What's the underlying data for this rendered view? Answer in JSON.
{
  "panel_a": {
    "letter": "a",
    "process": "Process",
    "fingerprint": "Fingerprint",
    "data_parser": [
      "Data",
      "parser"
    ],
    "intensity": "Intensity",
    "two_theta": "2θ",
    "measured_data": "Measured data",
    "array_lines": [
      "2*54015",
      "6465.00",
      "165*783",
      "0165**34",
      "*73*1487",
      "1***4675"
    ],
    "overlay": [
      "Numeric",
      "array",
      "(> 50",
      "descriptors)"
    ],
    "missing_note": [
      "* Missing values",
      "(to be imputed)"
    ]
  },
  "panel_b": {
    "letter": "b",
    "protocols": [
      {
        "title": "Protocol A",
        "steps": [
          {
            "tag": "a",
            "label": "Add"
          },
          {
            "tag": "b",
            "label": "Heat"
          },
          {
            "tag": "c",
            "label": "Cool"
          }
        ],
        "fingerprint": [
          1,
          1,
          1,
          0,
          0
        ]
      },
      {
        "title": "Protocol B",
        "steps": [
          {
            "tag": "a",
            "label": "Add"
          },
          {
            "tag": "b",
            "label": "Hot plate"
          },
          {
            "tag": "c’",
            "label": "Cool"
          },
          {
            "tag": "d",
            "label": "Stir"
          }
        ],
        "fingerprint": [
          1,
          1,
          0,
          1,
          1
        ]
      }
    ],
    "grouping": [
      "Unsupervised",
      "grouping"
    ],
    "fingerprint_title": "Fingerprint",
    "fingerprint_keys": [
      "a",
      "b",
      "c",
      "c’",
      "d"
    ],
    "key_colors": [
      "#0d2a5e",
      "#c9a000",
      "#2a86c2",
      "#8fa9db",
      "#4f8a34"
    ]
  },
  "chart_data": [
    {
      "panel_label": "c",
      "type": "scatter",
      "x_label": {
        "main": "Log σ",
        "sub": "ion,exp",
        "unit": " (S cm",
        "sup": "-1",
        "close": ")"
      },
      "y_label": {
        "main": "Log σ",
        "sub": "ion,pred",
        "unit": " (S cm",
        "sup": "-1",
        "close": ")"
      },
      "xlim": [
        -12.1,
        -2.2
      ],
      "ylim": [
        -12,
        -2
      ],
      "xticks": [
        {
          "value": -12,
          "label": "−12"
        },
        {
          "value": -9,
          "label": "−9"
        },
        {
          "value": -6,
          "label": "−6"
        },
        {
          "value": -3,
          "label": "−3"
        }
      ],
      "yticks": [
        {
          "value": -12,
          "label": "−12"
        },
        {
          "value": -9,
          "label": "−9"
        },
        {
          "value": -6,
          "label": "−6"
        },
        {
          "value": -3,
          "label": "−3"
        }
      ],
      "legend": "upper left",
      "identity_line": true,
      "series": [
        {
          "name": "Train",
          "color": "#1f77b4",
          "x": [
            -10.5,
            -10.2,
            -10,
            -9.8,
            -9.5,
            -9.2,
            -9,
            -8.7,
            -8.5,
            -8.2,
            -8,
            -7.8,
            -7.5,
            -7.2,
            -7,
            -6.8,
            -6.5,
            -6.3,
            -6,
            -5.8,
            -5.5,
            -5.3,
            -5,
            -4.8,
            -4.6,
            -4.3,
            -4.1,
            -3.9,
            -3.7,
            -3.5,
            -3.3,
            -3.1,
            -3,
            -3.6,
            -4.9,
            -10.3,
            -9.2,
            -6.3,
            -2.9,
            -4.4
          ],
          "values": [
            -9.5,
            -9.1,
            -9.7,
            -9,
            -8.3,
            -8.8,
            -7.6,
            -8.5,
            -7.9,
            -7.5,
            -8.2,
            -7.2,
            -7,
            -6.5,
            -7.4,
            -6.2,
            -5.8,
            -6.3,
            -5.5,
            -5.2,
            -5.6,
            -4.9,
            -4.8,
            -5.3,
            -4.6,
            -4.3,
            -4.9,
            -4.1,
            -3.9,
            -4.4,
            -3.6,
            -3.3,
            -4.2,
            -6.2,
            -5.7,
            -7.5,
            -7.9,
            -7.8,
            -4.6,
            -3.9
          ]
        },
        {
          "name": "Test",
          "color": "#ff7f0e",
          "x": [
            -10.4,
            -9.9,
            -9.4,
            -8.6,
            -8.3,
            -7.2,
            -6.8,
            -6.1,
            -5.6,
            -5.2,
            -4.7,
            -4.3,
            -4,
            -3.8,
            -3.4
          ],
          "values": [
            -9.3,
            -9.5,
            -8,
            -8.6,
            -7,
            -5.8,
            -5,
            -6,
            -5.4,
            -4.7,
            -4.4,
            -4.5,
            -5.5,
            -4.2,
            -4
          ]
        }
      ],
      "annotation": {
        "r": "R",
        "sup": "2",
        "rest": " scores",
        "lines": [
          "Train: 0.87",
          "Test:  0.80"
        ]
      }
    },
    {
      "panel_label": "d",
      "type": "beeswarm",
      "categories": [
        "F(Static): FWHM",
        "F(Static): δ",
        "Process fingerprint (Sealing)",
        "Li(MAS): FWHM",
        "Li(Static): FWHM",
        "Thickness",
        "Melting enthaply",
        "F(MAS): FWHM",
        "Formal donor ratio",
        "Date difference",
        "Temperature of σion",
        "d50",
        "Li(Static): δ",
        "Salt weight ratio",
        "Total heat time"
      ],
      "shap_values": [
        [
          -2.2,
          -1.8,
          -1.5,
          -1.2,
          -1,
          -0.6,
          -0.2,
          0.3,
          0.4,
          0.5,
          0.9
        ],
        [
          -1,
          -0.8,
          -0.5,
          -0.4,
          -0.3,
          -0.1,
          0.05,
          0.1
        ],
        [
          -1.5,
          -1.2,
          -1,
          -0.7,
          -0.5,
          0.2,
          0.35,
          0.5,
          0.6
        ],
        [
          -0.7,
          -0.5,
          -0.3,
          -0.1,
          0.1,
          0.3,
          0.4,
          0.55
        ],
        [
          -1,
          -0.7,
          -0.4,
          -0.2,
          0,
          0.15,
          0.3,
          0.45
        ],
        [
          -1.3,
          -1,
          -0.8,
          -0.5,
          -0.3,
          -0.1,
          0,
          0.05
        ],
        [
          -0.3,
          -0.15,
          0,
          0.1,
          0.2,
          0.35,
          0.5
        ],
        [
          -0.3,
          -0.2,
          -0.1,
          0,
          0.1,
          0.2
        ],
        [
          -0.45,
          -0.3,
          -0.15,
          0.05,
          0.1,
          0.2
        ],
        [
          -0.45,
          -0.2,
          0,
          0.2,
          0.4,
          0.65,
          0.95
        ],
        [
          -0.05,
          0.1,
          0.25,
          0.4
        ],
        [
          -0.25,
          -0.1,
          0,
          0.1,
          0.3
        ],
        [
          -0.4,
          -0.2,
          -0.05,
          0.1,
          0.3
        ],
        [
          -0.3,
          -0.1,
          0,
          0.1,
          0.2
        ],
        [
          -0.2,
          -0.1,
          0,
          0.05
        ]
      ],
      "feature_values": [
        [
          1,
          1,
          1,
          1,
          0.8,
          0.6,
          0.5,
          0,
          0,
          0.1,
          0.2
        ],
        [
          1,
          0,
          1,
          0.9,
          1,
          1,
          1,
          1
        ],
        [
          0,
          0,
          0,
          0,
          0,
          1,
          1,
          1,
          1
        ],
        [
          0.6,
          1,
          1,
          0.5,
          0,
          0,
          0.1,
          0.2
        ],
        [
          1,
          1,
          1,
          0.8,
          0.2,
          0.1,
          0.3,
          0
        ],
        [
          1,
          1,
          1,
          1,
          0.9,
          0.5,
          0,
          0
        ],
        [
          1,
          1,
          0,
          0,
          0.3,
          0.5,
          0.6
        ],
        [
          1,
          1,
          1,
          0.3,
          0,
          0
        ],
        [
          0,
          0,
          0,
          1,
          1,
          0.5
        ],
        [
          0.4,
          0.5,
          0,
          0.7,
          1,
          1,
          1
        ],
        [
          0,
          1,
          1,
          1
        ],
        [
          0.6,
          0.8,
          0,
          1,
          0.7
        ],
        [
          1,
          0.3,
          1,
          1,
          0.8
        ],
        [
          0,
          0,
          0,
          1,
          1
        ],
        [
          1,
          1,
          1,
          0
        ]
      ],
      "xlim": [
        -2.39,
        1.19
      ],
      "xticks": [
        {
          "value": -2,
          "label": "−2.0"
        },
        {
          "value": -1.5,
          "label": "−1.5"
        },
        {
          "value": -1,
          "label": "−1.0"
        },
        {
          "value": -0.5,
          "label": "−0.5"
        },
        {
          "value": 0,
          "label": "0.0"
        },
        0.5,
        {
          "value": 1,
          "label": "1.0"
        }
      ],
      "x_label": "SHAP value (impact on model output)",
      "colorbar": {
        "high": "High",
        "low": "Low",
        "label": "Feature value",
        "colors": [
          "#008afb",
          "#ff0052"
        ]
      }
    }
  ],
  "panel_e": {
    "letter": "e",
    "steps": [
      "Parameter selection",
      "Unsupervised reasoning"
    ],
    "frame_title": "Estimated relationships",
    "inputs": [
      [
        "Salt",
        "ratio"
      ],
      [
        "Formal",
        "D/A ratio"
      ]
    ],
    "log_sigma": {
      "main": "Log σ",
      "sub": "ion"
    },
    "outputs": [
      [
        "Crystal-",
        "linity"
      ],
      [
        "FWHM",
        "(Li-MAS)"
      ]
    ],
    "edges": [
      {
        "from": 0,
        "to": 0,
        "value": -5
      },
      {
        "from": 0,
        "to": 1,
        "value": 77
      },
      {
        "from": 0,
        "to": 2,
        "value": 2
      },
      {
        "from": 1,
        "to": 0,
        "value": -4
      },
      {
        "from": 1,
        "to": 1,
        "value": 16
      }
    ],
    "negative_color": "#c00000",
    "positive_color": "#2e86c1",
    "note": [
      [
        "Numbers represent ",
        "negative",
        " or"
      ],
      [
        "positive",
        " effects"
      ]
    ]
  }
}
**********
## Goal of the exercise
From the entries above, copy each line holding "Unsupervised".

## In response
      "Unsupervised",
      "Unsupervised reasoning"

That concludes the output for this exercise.